* Written request *
Revise the rows below by replacing "perpendicular recording medium" with "perpendicular magnetic recording medium" wherever it appears, leaving all other text unchanged. Omit the pictures from your answer.

* Data entries *
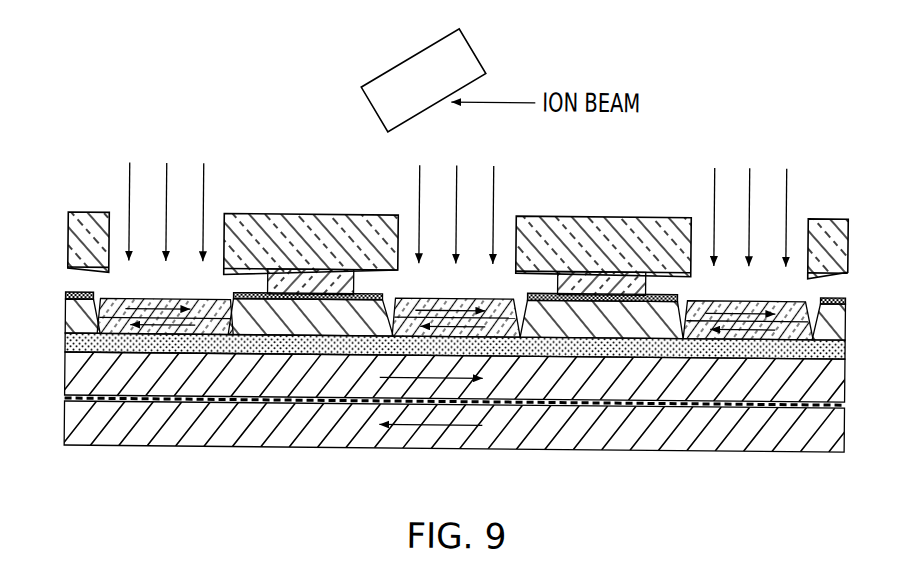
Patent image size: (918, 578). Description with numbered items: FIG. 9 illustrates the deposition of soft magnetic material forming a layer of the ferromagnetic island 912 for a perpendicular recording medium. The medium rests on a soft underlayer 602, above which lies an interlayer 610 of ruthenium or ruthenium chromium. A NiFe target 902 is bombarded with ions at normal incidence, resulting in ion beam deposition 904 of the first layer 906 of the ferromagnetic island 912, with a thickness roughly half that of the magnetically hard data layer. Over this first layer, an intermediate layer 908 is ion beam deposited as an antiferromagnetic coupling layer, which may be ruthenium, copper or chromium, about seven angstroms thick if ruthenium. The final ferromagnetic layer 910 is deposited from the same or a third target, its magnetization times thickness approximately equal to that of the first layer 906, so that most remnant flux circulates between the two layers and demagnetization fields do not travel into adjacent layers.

The NiFe target 902 is at (470, 45).
The ion beam deposition 904 is at (493, 173).
The first layer 906 is at (498, 338).
The intermediate layer 908 is at (790, 310).
The ferromagnetic layer 910 is at (701, 300).
The ferromagnetic island 912 is at (436, 292).
The interlayer 610 is at (65, 343).
The soft underlayer 602 is at (60, 350).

* The reply *
Patent image size: (918, 578). Description with numbered items: FIG. 9 illustrates the deposition of soft magnetic material forming a layer of the ferromagnetic island 912 for a perpendicular magnetic recording medium. The medium rests on a soft underlayer 602, above which lies an interlayer 610 of ruthenium or ruthenium chromium. A NiFe target 902 is bombarded with ions at normal incidence, resulting in ion beam deposition 904 of the first layer 906 of the ferromagnetic island 912, with a thickness roughly half that of the magnetically hard data layer. Over this first layer, an intermediate layer 908 is ion beam deposited as an antiferromagnetic coupling layer, which may be ruthenium, copper or chromium, about seven angstroms thick if ruthenium. The final ferromagnetic layer 910 is deposited from the same or a third target, its magnetization times thickness approximately equal to that of the first layer 906, so that most remnant flux circulates between the two layers and demagnetization fields do not travel into adjacent layers.

The NiFe target 902 is at (470, 45).
The ion beam deposition 904 is at (493, 173).
The first layer 906 is at (498, 338).
The intermediate layer 908 is at (790, 310).
The ferromagnetic layer 910 is at (701, 300).
The ferromagnetic island 912 is at (436, 292).
The interlayer 610 is at (65, 343).
The soft underlayer 602 is at (60, 350).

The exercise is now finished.